Written exercise: In full and without alteration, give the listing again.

Collected data
--- start ---

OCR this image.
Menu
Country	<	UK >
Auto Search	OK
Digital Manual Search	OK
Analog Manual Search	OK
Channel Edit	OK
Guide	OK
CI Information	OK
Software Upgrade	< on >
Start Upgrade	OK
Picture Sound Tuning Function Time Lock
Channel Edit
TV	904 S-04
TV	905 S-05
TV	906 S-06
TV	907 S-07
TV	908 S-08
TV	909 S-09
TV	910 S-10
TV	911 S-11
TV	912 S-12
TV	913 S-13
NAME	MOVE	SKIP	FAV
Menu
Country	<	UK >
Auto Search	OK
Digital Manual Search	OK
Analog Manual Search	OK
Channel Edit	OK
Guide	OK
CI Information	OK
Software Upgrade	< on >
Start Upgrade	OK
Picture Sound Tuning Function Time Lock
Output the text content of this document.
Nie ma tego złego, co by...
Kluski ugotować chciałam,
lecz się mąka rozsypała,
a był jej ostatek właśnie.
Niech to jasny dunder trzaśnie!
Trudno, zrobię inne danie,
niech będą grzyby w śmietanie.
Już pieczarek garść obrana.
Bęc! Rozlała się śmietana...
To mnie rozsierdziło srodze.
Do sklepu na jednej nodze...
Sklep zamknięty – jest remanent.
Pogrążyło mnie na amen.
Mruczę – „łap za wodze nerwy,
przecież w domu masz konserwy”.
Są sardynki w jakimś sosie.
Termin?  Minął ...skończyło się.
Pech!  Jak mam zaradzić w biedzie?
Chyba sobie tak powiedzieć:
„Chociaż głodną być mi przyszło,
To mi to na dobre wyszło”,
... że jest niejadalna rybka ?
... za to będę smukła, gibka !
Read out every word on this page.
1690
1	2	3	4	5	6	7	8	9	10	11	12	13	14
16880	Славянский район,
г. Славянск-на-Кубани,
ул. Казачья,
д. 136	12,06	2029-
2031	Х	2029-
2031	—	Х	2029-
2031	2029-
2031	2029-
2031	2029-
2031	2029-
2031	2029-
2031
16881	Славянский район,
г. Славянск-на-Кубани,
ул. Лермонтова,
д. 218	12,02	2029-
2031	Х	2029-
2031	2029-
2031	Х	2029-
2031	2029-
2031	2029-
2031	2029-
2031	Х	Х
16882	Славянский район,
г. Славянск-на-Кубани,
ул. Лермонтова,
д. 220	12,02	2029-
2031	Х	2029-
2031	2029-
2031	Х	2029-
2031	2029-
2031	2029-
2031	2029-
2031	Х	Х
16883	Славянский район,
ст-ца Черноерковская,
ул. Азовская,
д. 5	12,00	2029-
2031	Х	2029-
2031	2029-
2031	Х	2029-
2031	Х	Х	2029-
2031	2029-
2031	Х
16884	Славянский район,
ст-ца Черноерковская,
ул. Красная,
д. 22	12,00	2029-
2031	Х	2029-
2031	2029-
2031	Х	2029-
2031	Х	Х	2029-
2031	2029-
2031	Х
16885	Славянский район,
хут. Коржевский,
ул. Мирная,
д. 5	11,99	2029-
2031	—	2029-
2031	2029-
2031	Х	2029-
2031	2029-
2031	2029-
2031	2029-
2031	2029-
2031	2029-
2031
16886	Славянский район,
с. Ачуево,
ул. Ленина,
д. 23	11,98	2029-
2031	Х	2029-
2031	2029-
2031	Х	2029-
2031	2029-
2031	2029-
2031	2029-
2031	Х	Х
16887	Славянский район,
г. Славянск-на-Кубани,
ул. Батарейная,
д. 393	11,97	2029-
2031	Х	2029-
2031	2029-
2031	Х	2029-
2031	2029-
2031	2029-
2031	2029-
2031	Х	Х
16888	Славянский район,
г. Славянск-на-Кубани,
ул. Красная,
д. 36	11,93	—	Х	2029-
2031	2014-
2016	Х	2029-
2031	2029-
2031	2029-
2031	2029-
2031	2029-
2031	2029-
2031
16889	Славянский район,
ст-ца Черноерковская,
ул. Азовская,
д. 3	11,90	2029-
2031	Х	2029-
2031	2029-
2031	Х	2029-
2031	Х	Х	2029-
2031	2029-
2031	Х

--- end ---

Finished task:
OCR this image.
Menu
Country	<	UK >
Auto Search	OK
Digital Manual Search	OK
Analog Manual Search	OK
Channel Edit	OK
Guide	OK
CI Information	OK
Software Upgrade	< on >
Start Upgrade	OK
Picture Sound Tuning Function Time Lock
Channel Edit
TV	904 S-04
TV	905 S-05
TV	906 S-06
TV	907 S-07
TV	908 S-08
TV	909 S-09
TV	910 S-10
TV	911 S-11
TV	912 S-12
TV	913 S-13
NAME	MOVE	SKIP	FAV
Menu
Country	<	UK >
Auto Search	OK
Digital Manual Search	OK
Analog Manual Search	OK
Channel Edit	OK
Guide	OK
CI Information	OK
Software Upgrade	< on >
Start Upgrade	OK
Picture Sound Tuning Function Time Lock
Output the text content of this document.
Nie ma tego złego, co by...
Kluski ugotować chciałam,
lecz się mąka rozsypała,
a był jej ostatek właśnie.
Niech to jasny dunder trzaśnie!
Trudno, zrobię inne danie,
niech będą grzyby w śmietanie.
Już pieczarek garść obrana.
Bęc! Rozlała się śmietana...
To mnie rozsierdziło srodze.
Do sklepu na jednej nodze...
Sklep zamknięty – jest remanent.
Pogrążyło mnie na amen.
Mruczę – „łap za wodze nerwy,
przecież w domu masz konserwy”.
Są sardynki w jakimś sosie.
Termin?  Minął ...skończyło się.
Pech!  Jak mam zaradzić w biedzie?
Chyba sobie tak powiedzieć:
„Chociaż głodną być mi przyszło,
To mi to na dobre wyszło”,
... że jest niejadalna rybka ?
... za to będę smukła, gibka !
Read out every word on this page.
1690
1	2	3	4	5	6	7	8	9	10	11	12	13	14
16880	Славянский район,
г. Славянск-на-Кубани,
ул. Казачья,
д. 136	12,06	2029-
2031	Х	2029-
2031	—	Х	2029-
2031	2029-
2031	2029-
2031	2029-
2031	2029-
2031	2029-
2031
16881	Славянский район,
г. Славянск-на-Кубани,
ул. Лермонтова,
д. 218	12,02	2029-
2031	Х	2029-
2031	2029-
2031	Х	2029-
2031	2029-
2031	2029-
2031	2029-
2031	Х	Х
16882	Славянский район,
г. Славянск-на-Кубани,
ул. Лермонтова,
д. 220	12,02	2029-
2031	Х	2029-
2031	2029-
2031	Х	2029-
2031	2029-
2031	2029-
2031	2029-
2031	Х	Х
16883	Славянский район,
ст-ца Черноерковская,
ул. Азовская,
д. 5	12,00	2029-
2031	Х	2029-
2031	2029-
2031	Х	2029-
2031	Х	Х	2029-
2031	2029-
2031	Х
16884	Славянский район,
ст-ца Черноерковская,
ул. Красная,
д. 22	12,00	2029-
2031	Х	2029-
2031	2029-
2031	Х	2029-
2031	Х	Х	2029-
2031	2029-
2031	Х
16885	Славянский район,
хут. Коржевский,
ул. Мирная,
д. 5	11,99	2029-
2031	—	2029-
2031	2029-
2031	Х	2029-
2031	2029-
2031	2029-
2031	2029-
2031	2029-
2031	2029-
2031
16886	Славянский район,
с. Ачуево,
ул. Ленина,
д. 23	11,98	2029-
2031	Х	2029-
2031	2029-
2031	Х	2029-
2031	2029-
2031	2029-
2031	2029-
2031	Х	Х
16887	Славянский район,
г. Славянск-на-Кубани,
ул. Батарейная,
д. 393	11,97	2029-
2031	Х	2029-
2031	2029-
2031	Х	2029-
2031	2029-
2031	2029-
2031	2029-
2031	Х	Х
16888	Славянский район,
г. Славянск-на-Кубани,
ул. Красная,
д. 36	11,93	—	Х	2029-
2031	2014-
2016	Х	2029-
2031	2029-
2031	2029-
2031	2029-
2031	2029-
2031	2029-
2031
16889	Славянский район,
ст-ца Черноерковская,
ул. Азовская,
д. 3	11,90	2029-
2031	Х	2029-
2031	2029-
2031	Х	2029-
2031	Х	Х	2029-
2031	2029-
2031	Х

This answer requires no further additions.